● **Requirement**
Copy out the entries exactly, from the first line to the last.

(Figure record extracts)

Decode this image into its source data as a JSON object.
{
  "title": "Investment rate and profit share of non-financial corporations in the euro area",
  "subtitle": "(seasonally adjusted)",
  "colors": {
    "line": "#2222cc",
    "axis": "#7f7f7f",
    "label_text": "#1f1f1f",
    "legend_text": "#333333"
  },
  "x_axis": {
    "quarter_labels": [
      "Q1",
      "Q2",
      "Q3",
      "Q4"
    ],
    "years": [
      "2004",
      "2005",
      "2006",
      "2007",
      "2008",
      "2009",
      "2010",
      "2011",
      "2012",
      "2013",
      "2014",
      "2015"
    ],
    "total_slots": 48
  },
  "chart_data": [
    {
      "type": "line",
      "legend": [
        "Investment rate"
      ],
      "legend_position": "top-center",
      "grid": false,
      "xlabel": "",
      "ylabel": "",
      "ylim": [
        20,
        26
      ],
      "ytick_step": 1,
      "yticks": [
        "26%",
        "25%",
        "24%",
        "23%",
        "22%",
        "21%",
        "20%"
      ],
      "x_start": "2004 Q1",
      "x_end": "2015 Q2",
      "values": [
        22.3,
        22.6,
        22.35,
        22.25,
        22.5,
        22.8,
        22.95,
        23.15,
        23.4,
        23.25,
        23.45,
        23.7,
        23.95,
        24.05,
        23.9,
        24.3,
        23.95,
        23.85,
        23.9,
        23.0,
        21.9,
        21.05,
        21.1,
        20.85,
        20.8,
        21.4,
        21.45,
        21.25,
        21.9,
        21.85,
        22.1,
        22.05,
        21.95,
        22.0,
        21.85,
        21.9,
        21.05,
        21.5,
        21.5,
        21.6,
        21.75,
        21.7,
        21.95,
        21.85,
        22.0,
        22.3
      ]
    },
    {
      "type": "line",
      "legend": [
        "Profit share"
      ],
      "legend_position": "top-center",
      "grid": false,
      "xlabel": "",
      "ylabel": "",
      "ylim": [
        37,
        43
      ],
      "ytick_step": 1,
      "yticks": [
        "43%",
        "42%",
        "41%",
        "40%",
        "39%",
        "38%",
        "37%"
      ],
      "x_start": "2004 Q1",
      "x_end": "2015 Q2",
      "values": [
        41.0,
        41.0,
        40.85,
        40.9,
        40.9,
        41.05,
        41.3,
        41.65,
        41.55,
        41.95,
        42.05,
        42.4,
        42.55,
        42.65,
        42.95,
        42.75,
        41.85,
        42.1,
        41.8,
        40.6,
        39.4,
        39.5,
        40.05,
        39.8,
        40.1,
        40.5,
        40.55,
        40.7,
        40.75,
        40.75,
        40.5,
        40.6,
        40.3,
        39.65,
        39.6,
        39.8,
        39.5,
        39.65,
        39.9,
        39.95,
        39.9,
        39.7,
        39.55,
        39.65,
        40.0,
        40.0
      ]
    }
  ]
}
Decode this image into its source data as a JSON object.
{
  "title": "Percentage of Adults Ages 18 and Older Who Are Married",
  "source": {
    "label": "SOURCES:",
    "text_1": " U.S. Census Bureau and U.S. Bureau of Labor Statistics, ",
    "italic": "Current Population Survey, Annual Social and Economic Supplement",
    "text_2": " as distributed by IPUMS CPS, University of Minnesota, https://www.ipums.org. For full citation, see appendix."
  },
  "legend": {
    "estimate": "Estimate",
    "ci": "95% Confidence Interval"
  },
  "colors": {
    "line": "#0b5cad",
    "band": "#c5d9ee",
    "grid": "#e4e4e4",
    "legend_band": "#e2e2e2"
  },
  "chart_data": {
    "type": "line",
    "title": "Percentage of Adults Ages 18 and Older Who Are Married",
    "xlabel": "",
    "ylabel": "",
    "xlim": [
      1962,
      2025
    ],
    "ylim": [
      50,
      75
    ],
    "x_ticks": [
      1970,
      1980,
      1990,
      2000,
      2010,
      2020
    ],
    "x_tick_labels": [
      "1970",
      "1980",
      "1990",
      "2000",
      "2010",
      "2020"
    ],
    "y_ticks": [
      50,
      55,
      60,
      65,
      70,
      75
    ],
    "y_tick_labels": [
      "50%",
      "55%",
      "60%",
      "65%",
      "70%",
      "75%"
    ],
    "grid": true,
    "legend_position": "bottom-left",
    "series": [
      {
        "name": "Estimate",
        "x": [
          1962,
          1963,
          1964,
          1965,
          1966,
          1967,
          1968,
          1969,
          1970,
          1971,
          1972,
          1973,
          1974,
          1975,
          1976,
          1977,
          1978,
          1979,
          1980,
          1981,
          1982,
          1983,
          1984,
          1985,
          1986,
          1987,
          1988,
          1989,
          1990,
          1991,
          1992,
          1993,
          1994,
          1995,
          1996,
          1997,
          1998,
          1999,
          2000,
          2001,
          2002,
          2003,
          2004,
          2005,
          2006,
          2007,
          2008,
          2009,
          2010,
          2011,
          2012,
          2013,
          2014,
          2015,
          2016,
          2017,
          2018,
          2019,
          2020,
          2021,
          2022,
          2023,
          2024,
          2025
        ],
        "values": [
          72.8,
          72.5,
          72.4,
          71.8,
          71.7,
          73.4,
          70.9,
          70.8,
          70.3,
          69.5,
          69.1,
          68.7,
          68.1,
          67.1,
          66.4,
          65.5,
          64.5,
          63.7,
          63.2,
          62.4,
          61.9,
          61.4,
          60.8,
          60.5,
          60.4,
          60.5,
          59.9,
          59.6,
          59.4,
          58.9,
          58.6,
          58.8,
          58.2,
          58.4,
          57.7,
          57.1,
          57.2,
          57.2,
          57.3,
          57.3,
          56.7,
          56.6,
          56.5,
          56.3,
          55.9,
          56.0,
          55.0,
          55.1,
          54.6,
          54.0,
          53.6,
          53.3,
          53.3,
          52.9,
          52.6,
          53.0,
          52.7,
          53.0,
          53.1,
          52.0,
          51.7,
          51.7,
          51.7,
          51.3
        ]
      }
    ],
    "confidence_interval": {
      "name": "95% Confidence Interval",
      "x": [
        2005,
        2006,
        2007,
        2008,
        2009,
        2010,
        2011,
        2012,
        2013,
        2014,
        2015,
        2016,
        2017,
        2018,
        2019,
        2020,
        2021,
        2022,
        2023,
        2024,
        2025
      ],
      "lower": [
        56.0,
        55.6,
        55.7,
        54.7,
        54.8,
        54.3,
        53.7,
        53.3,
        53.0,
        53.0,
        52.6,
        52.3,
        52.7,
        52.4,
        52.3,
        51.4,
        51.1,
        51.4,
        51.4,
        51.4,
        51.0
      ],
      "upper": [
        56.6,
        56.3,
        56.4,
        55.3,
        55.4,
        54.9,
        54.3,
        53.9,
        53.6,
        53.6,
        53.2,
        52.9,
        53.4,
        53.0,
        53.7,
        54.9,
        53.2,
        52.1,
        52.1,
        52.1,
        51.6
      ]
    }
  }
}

● **Solved problem**
Decode this image into its source data as a JSON object.
{
  "title": "Investment rate and profit share of non-financial corporations in the euro area",
  "subtitle": "(seasonally adjusted)",
  "colors": {
    "line": "#2222cc",
    "axis": "#7f7f7f",
    "label_text": "#1f1f1f",
    "legend_text": "#333333"
  },
  "x_axis": {
    "quarter_labels": [
      "Q1",
      "Q2",
      "Q3",
      "Q4"
    ],
    "years": [
      "2004",
      "2005",
      "2006",
      "2007",
      "2008",
      "2009",
      "2010",
      "2011",
      "2012",
      "2013",
      "2014",
      "2015"
    ],
    "total_slots": 48
  },
  "chart_data": [
    {
      "type": "line",
      "legend": [
        "Investment rate"
      ],
      "legend_position": "top-center",
      "grid": false,
      "xlabel": "",
      "ylabel": "",
      "ylim": [
        20,
        26
      ],
      "ytick_step": 1,
      "yticks": [
        "26%",
        "25%",
        "24%",
        "23%",
        "22%",
        "21%",
        "20%"
      ],
      "x_start": "2004 Q1",
      "x_end": "2015 Q2",
      "values": [
        22.3,
        22.6,
        22.35,
        22.25,
        22.5,
        22.8,
        22.95,
        23.15,
        23.4,
        23.25,
        23.45,
        23.7,
        23.95,
        24.05,
        23.9,
        24.3,
        23.95,
        23.85,
        23.9,
        23.0,
        21.9,
        21.05,
        21.1,
        20.85,
        20.8,
        21.4,
        21.45,
        21.25,
        21.9,
        21.85,
        22.1,
        22.05,
        21.95,
        22.0,
        21.85,
        21.9,
        21.05,
        21.5,
        21.5,
        21.6,
        21.75,
        21.7,
        21.95,
        21.85,
        22.0,
        22.3
      ]
    },
    {
      "type": "line",
      "legend": [
        "Profit share"
      ],
      "legend_position": "top-center",
      "grid": false,
      "xlabel": "",
      "ylabel": "",
      "ylim": [
        37,
        43
      ],
      "ytick_step": 1,
      "yticks": [
        "43%",
        "42%",
        "41%",
        "40%",
        "39%",
        "38%",
        "37%"
      ],
      "x_start": "2004 Q1",
      "x_end": "2015 Q2",
      "values": [
        41.0,
        41.0,
        40.85,
        40.9,
        40.9,
        41.05,
        41.3,
        41.65,
        41.55,
        41.95,
        42.05,
        42.4,
        42.55,
        42.65,
        42.95,
        42.75,
        41.85,
        42.1,
        41.8,
        40.6,
        39.4,
        39.5,
        40.05,
        39.8,
        40.1,
        40.5,
        40.55,
        40.7,
        40.75,
        40.75,
        40.5,
        40.6,
        40.3,
        39.65,
        39.6,
        39.8,
        39.5,
        39.65,
        39.9,
        39.95,
        39.9,
        39.7,
        39.55,
        39.65,
        40.0,
        40.0
      ]
    }
  ]
}
Decode this image into its source data as a JSON object.
{
  "title": "Percentage of Adults Ages 18 and Older Who Are Married",
  "source": {
    "label": "SOURCES:",
    "text_1": " U.S. Census Bureau and U.S. Bureau of Labor Statistics, ",
    "italic": "Current Population Survey, Annual Social and Economic Supplement",
    "text_2": " as distributed by IPUMS CPS, University of Minnesota, https://www.ipums.org. For full citation, see appendix."
  },
  "legend": {
    "estimate": "Estimate",
    "ci": "95% Confidence Interval"
  },
  "colors": {
    "line": "#0b5cad",
    "band": "#c5d9ee",
    "grid": "#e4e4e4",
    "legend_band": "#e2e2e2"
  },
  "chart_data": {
    "type": "line",
    "title": "Percentage of Adults Ages 18 and Older Who Are Married",
    "xlabel": "",
    "ylabel": "",
    "xlim": [
      1962,
      2025
    ],
    "ylim": [
      50,
      75
    ],
    "x_ticks": [
      1970,
      1980,
      1990,
      2000,
      2010,
      2020
    ],
    "x_tick_labels": [
      "1970",
      "1980",
      "1990",
      "2000",
      "2010",
      "2020"
    ],
    "y_ticks": [
      50,
      55,
      60,
      65,
      70,
      75
    ],
    "y_tick_labels": [
      "50%",
      "55%",
      "60%",
      "65%",
      "70%",
      "75%"
    ],
    "grid": true,
    "legend_position": "bottom-left",
    "series": [
      {
        "name": "Estimate",
        "x": [
          1962,
          1963,
          1964,
          1965,
          1966,
          1967,
          1968,
          1969,
          1970,
          1971,
          1972,
          1973,
          1974,
          1975,
          1976,
          1977,
          1978,
          1979,
          1980,
          1981,
          1982,
          1983,
          1984,
          1985,
          1986,
          1987,
          1988,
          1989,
          1990,
          1991,
          1992,
          1993,
          1994,
          1995,
          1996,
          1997,
          1998,
          1999,
          2000,
          2001,
          2002,
          2003,
          2004,
          2005,
          2006,
          2007,
          2008,
          2009,
          2010,
          2011,
          2012,
          2013,
          2014,
          2015,
          2016,
          2017,
          2018,
          2019,
          2020,
          2021,
          2022,
          2023,
          2024,
          2025
        ],
        "values": [
          72.8,
          72.5,
          72.4,
          71.8,
          71.7,
          73.4,
          70.9,
          70.8,
          70.3,
          69.5,
          69.1,
          68.7,
          68.1,
          67.1,
          66.4,
          65.5,
          64.5,
          63.7,
          63.2,
          62.4,
          61.9,
          61.4,
          60.8,
          60.5,
          60.4,
          60.5,
          59.9,
          59.6,
          59.4,
          58.9,
          58.6,
          58.8,
          58.2,
          58.4,
          57.7,
          57.1,
          57.2,
          57.2,
          57.3,
          57.3,
          56.7,
          56.6,
          56.5,
          56.3,
          55.9,
          56.0,
          55.0,
          55.1,
          54.6,
          54.0,
          53.6,
          53.3,
          53.3,
          52.9,
          52.6,
          53.0,
          52.7,
          53.0,
          53.1,
          52.0,
          51.7,
          51.7,
          51.7,
          51.3
        ]
      }
    ],
    "confidence_interval": {
      "name": "95% Confidence Interval",
      "x": [
        2005,
        2006,
        2007,
        2008,
        2009,
        2010,
        2011,
        2012,
        2013,
        2014,
        2015,
        2016,
        2017,
        2018,
        2019,
        2020,
        2021,
        2022,
        2023,
        2024,
        2025
      ],
      "lower": [
        56.0,
        55.6,
        55.7,
        54.7,
        54.8,
        54.3,
        53.7,
        53.3,
        53.0,
        53.0,
        52.6,
        52.3,
        52.7,
        52.4,
        52.3,
        51.4,
        51.1,
        51.4,
        51.4,
        51.4,
        51.0
      ],
      "upper": [
        56.6,
        56.3,
        56.4,
        55.3,
        55.4,
        54.9,
        54.3,
        53.9,
        53.6,
        53.6,
        53.2,
        52.9,
        53.4,
        53.0,
        53.7,
        54.9,
        53.2,
        52.1,
        52.1,
        52.1,
        51.6
      ]
    }
  }
}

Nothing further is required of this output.